Dataset records:
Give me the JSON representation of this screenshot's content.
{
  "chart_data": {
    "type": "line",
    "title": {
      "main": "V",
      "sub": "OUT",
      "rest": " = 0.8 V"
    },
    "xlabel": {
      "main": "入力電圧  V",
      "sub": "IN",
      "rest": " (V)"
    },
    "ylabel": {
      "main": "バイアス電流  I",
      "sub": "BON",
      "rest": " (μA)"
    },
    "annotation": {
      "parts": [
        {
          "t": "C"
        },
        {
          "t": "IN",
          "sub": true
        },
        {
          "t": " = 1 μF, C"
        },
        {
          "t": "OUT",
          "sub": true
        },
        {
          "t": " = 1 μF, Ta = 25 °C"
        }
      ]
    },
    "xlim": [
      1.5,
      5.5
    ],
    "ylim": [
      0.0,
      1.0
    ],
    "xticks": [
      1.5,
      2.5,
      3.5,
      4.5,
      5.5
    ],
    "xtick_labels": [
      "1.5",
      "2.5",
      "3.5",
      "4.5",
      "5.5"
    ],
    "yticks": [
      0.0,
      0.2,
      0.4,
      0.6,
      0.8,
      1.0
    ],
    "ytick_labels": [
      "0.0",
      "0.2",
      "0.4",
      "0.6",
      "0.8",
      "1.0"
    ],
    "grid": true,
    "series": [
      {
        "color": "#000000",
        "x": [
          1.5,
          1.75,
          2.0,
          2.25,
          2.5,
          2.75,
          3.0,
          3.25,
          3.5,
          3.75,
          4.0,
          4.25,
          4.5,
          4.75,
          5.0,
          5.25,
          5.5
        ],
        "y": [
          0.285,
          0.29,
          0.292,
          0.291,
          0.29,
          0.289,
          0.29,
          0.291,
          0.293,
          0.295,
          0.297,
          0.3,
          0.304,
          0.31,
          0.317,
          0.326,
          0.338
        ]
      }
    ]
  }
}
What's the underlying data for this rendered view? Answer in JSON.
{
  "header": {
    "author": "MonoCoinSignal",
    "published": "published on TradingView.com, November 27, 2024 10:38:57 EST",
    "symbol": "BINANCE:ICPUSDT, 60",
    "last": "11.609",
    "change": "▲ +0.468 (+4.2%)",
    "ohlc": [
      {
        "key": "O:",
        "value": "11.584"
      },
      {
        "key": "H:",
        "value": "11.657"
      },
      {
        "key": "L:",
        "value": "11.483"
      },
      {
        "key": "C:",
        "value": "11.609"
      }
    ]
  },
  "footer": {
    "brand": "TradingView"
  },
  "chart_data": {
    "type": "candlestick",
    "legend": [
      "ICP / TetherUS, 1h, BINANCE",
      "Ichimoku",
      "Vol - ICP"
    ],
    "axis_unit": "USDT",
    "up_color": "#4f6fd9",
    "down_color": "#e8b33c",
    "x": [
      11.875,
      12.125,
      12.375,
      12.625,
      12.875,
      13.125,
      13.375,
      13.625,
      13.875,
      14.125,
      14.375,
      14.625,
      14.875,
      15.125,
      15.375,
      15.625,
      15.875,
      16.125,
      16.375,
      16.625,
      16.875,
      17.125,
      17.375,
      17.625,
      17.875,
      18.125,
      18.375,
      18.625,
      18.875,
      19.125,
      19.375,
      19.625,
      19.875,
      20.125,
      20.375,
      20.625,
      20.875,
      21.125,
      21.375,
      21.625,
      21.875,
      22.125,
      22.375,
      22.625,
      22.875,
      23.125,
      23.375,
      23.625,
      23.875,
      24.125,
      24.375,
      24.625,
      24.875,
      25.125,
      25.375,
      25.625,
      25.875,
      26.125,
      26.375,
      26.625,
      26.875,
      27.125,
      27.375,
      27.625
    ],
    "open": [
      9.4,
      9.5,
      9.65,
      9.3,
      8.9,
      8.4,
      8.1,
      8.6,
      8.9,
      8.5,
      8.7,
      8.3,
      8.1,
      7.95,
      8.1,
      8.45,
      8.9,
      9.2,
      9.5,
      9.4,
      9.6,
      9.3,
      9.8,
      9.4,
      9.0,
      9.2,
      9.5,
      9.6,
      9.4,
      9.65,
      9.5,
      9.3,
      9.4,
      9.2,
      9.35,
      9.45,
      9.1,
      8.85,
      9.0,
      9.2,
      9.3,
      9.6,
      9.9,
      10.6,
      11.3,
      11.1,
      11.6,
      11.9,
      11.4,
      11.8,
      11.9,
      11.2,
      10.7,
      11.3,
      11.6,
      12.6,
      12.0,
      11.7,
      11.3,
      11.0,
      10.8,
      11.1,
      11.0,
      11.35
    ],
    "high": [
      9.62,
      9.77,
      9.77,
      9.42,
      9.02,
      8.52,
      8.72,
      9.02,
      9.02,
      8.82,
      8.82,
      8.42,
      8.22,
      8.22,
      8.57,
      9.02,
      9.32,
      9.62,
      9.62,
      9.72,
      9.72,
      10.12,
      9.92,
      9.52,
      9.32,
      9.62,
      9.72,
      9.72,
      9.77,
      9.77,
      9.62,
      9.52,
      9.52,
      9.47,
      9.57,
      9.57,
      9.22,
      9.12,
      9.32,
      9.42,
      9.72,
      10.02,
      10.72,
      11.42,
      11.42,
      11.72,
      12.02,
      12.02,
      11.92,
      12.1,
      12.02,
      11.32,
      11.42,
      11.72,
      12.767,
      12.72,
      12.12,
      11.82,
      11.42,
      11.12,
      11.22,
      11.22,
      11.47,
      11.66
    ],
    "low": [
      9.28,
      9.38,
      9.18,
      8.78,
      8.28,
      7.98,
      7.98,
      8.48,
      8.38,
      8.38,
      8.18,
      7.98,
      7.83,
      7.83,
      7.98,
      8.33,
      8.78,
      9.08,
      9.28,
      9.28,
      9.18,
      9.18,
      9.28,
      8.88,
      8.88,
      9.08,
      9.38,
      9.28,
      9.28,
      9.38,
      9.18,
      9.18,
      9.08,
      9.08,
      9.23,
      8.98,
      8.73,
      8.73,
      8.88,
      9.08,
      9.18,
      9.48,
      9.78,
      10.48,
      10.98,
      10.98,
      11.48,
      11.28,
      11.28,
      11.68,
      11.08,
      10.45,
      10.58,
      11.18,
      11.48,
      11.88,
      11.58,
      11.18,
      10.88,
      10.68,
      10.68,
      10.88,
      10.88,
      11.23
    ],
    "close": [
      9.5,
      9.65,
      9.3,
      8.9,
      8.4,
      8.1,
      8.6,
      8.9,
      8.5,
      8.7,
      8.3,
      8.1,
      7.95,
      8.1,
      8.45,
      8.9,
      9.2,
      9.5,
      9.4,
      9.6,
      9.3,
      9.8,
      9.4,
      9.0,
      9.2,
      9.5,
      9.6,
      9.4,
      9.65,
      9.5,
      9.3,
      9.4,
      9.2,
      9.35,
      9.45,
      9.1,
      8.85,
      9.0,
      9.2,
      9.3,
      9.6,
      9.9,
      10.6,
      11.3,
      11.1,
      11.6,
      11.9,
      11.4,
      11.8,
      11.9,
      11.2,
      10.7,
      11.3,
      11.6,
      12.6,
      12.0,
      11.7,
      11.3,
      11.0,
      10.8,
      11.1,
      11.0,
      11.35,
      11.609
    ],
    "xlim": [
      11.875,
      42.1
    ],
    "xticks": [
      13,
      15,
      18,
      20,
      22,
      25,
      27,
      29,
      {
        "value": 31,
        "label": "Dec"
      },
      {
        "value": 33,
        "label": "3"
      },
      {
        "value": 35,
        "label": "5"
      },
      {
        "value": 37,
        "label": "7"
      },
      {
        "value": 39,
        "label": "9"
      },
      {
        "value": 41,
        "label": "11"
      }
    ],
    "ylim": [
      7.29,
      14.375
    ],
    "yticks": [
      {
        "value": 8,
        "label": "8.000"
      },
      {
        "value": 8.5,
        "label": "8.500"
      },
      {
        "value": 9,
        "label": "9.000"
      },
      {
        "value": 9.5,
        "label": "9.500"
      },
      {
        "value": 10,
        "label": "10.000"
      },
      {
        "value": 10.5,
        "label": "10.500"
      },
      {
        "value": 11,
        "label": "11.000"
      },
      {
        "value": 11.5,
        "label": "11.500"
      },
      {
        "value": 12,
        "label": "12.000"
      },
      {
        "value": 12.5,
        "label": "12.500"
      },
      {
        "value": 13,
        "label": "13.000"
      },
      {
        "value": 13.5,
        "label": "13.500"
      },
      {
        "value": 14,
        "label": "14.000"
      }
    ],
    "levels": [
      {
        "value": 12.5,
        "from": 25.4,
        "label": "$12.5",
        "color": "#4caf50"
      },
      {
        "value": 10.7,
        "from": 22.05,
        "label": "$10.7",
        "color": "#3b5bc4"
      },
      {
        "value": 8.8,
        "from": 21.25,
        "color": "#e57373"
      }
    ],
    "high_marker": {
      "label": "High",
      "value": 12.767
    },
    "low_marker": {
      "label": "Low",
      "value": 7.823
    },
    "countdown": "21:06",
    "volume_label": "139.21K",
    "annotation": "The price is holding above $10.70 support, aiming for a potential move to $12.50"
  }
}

**Problem to solve**: Identify every line where the string "BINANCE" appears.

**Problem solution**:
    "symbol": "BINANCE:ICPUSDT, 60",
      "ICP / TetherUS, 1h, BINANCE",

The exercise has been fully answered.